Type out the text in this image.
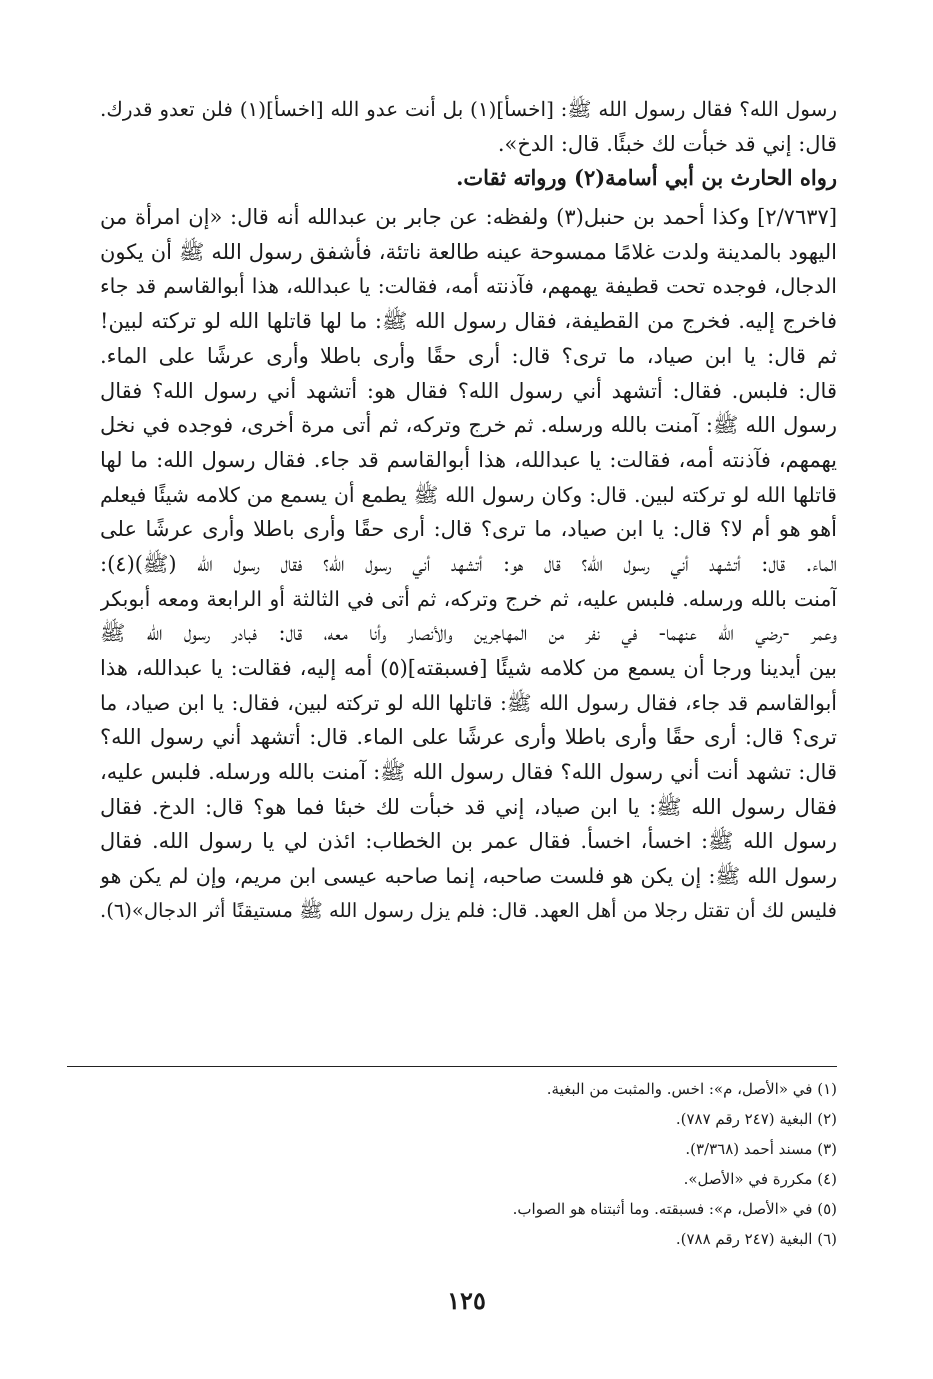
رسول الله؟ فقال رسول الله ﷺ: [اخسأ](١) بل أنت عدو الله [اخسأ](١) فلن تعدو قدرك.
قال: إني قد خبأت لك خبئًا. قال: الدخ».
رواه الحارث بن أبي أسامة(٢) ورواته ثقات.
[٢/٧٦٣٧] وكذا أحمد بن حنبل(٣) ولفظه: عن جابر بن عبدالله أنه قال: «إن امرأة من
اليهود بالمدينة ولدت غلامًا ممسوحة عينه طالعة ناتئة، فأشفق رسول الله ﷺ أن يكون
الدجال، فوجده تحت قطيفة يهمهم، فآذنته أمه، فقالت: يا عبدالله، هذا أبوالقاسم قد جاء
فاخرج إليه. فخرج من القطيفة، فقال رسول الله ﷺ: ما لها قاتلها الله لو تركته لبين!
ثم قال: يا ابن صياد، ما ترى؟ قال: أرى حقًا وأرى باطلا وأرى عرشًا على الماء.
قال: فلبس. فقال: أتشهد أني رسول الله؟ فقال هو: أتشهد أني رسول الله؟ فقال
رسول الله ﷺ: آمنت بالله ورسله. ثم خرج وتركه، ثم أتى مرة أخرى، فوجده في نخل
يهمهم، فآذنته أمه، فقالت: يا عبدالله، هذا أبوالقاسم قد جاء. فقال رسول الله: ما لها
قاتلها الله لو تركته لبين. قال: وكان رسول الله ﷺ يطمع أن يسمع من كلامه شيئًا فيعلم
أهو هو أم لا؟ قال: يا ابن صياد، ما ترى؟ قال: أرى حقًا وأرى باطلا وأرى عرشًا على
الماء. قال: أتشهد أني رسول الله؟ قال هو: أتشهد أني رسول الله؟ فقال رسول الله (ﷺ)(٤):
آمنت بالله ورسله. فلبس عليه، ثم خرج وتركه، ثم أتى في الثالثة أو الرابعة ومعه أبوبكر
وعمر -رضي الله عنهما- في نفر من المهاجرين والأنصار وأنا معه، قال: فبادر رسول الله ﷺ
بين أيدينا ورجا أن يسمع من كلامه شيئًا [فسبقته](٥) أمه إليه، فقالت: يا عبدالله، هذا
أبوالقاسم قد جاء، فقال رسول الله ﷺ: قاتلها الله لو تركته لبين، فقال: يا ابن صياد، ما
ترى؟ قال: أرى حقًا وأرى باطلا وأرى عرشًا على الماء. قال: أتشهد أني رسول الله؟
قال: تشهد أنت أني رسول الله؟ فقال رسول الله ﷺ: آمنت بالله ورسله. فلبس عليه،
فقال رسول الله ﷺ: يا ابن صياد، إني قد خبأت لك خبئا فما هو؟ قال: الدخ. فقال
رسول الله ﷺ: اخسأ، اخسأ. فقال عمر بن الخطاب: ائذن لي يا رسول الله. فقال
رسول الله ﷺ: إن يكن هو فلست صاحبه، إنما صاحبه عيسى ابن مريم، وإن لم يكن هو
فليس لك أن تقتل رجلا من أهل العهد. قال: فلم يزل رسول الله ﷺ مستيقنًا أثر الدجال»(٦).
(١) في «الأصل، م»: اخس. والمثبت من البغية.
(٢) البغية (٢٤٧ رقم ٧٨٧).
(٣) مسند أحمد (٣/٣٦٨).
(٤) مكررة في «الأصل».
(٥) في «الأصل، م»: فسبقته. وما أثبتناه هو الصواب.
(٦) البغية (٢٤٧ رقم ٧٨٨).
١٢٥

> Exercise
From the records above, pull out every line containing the word "أتشهد".

> Task answer
قال: فلبس. فقال: أتشهد أني رسول الله؟ فقال هو: أتشهد أني رسول الله؟ فقال
الماء. قال: أتشهد أني رسول الله؟ قال هو: أتشهد أني رسول الله؟ فقال رسول الله (ﷺ)(٤):
ترى؟ قال: أرى حقًا وأرى باطلا وأرى عرشًا على الماء. قال: أتشهد أني رسول الله؟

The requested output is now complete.